:: THE INPUT

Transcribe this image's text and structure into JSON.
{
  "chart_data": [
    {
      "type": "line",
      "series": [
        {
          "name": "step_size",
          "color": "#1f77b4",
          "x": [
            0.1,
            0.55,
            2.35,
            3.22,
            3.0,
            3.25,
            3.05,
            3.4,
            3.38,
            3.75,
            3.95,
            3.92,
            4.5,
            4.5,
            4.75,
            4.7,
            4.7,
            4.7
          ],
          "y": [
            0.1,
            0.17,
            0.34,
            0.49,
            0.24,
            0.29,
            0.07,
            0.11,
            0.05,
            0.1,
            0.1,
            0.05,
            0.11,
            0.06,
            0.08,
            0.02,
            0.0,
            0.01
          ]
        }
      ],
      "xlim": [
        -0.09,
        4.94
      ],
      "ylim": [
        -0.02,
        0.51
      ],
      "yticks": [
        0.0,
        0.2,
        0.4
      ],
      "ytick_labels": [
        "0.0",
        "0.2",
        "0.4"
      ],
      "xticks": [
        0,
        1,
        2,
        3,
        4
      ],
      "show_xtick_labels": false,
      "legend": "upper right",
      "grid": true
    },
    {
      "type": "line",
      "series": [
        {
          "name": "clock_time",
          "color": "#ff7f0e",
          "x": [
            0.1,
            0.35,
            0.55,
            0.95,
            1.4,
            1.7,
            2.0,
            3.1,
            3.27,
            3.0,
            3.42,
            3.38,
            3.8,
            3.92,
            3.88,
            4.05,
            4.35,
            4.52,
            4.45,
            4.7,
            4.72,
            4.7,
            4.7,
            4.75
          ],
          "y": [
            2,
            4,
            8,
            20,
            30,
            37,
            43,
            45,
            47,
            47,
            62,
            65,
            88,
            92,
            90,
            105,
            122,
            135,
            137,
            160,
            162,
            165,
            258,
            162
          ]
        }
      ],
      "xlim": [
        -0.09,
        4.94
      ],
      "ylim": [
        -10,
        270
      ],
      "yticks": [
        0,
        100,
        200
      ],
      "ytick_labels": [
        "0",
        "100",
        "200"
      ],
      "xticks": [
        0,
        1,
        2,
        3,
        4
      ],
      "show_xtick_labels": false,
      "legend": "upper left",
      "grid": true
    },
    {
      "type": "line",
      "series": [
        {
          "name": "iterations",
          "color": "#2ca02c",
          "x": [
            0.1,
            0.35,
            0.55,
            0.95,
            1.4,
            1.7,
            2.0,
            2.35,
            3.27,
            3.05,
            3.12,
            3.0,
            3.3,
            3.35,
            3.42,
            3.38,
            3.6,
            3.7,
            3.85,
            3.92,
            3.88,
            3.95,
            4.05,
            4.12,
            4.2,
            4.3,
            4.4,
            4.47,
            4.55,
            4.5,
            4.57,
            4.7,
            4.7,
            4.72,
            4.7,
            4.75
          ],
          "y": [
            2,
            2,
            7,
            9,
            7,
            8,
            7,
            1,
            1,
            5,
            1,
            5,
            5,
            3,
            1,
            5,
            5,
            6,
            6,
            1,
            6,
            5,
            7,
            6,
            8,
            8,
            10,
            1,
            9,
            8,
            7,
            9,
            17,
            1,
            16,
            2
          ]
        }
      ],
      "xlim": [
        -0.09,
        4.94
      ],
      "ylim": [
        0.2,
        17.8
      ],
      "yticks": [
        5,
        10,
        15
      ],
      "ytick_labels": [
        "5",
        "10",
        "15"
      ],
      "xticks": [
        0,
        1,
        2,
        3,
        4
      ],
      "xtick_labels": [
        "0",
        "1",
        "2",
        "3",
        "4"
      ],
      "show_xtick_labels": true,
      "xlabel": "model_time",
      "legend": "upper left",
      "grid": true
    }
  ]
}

::::

SHORT EXERCISE → Write every entry out again exactly.

FULL ANSWER →
Transcribe this image's text and structure into JSON.
{
  "chart_data": [
    {
      "type": "line",
      "series": [
        {
          "name": "step_size",
          "color": "#1f77b4",
          "x": [
            0.1,
            0.55,
            2.35,
            3.22,
            3.0,
            3.25,
            3.05,
            3.4,
            3.38,
            3.75,
            3.95,
            3.92,
            4.5,
            4.5,
            4.75,
            4.7,
            4.7,
            4.7
          ],
          "y": [
            0.1,
            0.17,
            0.34,
            0.49,
            0.24,
            0.29,
            0.07,
            0.11,
            0.05,
            0.1,
            0.1,
            0.05,
            0.11,
            0.06,
            0.08,
            0.02,
            0.0,
            0.01
          ]
        }
      ],
      "xlim": [
        -0.09,
        4.94
      ],
      "ylim": [
        -0.02,
        0.51
      ],
      "yticks": [
        0.0,
        0.2,
        0.4
      ],
      "ytick_labels": [
        "0.0",
        "0.2",
        "0.4"
      ],
      "xticks": [
        0,
        1,
        2,
        3,
        4
      ],
      "show_xtick_labels": false,
      "legend": "upper right",
      "grid": true
    },
    {
      "type": "line",
      "series": [
        {
          "name": "clock_time",
          "color": "#ff7f0e",
          "x": [
            0.1,
            0.35,
            0.55,
            0.95,
            1.4,
            1.7,
            2.0,
            3.1,
            3.27,
            3.0,
            3.42,
            3.38,
            3.8,
            3.92,
            3.88,
            4.05,
            4.35,
            4.52,
            4.45,
            4.7,
            4.72,
            4.7,
            4.7,
            4.75
          ],
          "y": [
            2,
            4,
            8,
            20,
            30,
            37,
            43,
            45,
            47,
            47,
            62,
            65,
            88,
            92,
            90,
            105,
            122,
            135,
            137,
            160,
            162,
            165,
            258,
            162
          ]
        }
      ],
      "xlim": [
        -0.09,
        4.94
      ],
      "ylim": [
        -10,
        270
      ],
      "yticks": [
        0,
        100,
        200
      ],
      "ytick_labels": [
        "0",
        "100",
        "200"
      ],
      "xticks": [
        0,
        1,
        2,
        3,
        4
      ],
      "show_xtick_labels": false,
      "legend": "upper left",
      "grid": true
    },
    {
      "type": "line",
      "series": [
        {
          "name": "iterations",
          "color": "#2ca02c",
          "x": [
            0.1,
            0.35,
            0.55,
            0.95,
            1.4,
            1.7,
            2.0,
            2.35,
            3.27,
            3.05,
            3.12,
            3.0,
            3.3,
            3.35,
            3.42,
            3.38,
            3.6,
            3.7,
            3.85,
            3.92,
            3.88,
            3.95,
            4.05,
            4.12,
            4.2,
            4.3,
            4.4,
            4.47,
            4.55,
            4.5,
            4.57,
            4.7,
            4.7,
            4.72,
            4.7,
            4.75
          ],
          "y": [
            2,
            2,
            7,
            9,
            7,
            8,
            7,
            1,
            1,
            5,
            1,
            5,
            5,
            3,
            1,
            5,
            5,
            6,
            6,
            1,
            6,
            5,
            7,
            6,
            8,
            8,
            10,
            1,
            9,
            8,
            7,
            9,
            17,
            1,
            16,
            2
          ]
        }
      ],
      "xlim": [
        -0.09,
        4.94
      ],
      "ylim": [
        0.2,
        17.8
      ],
      "yticks": [
        5,
        10,
        15
      ],
      "ytick_labels": [
        "5",
        "10",
        "15"
      ],
      "xticks": [
        0,
        1,
        2,
        3,
        4
      ],
      "xtick_labels": [
        "0",
        "1",
        "2",
        "3",
        "4"
      ],
      "show_xtick_labels": true,
      "xlabel": "model_time",
      "legend": "upper left",
      "grid": true
    }
  ]
}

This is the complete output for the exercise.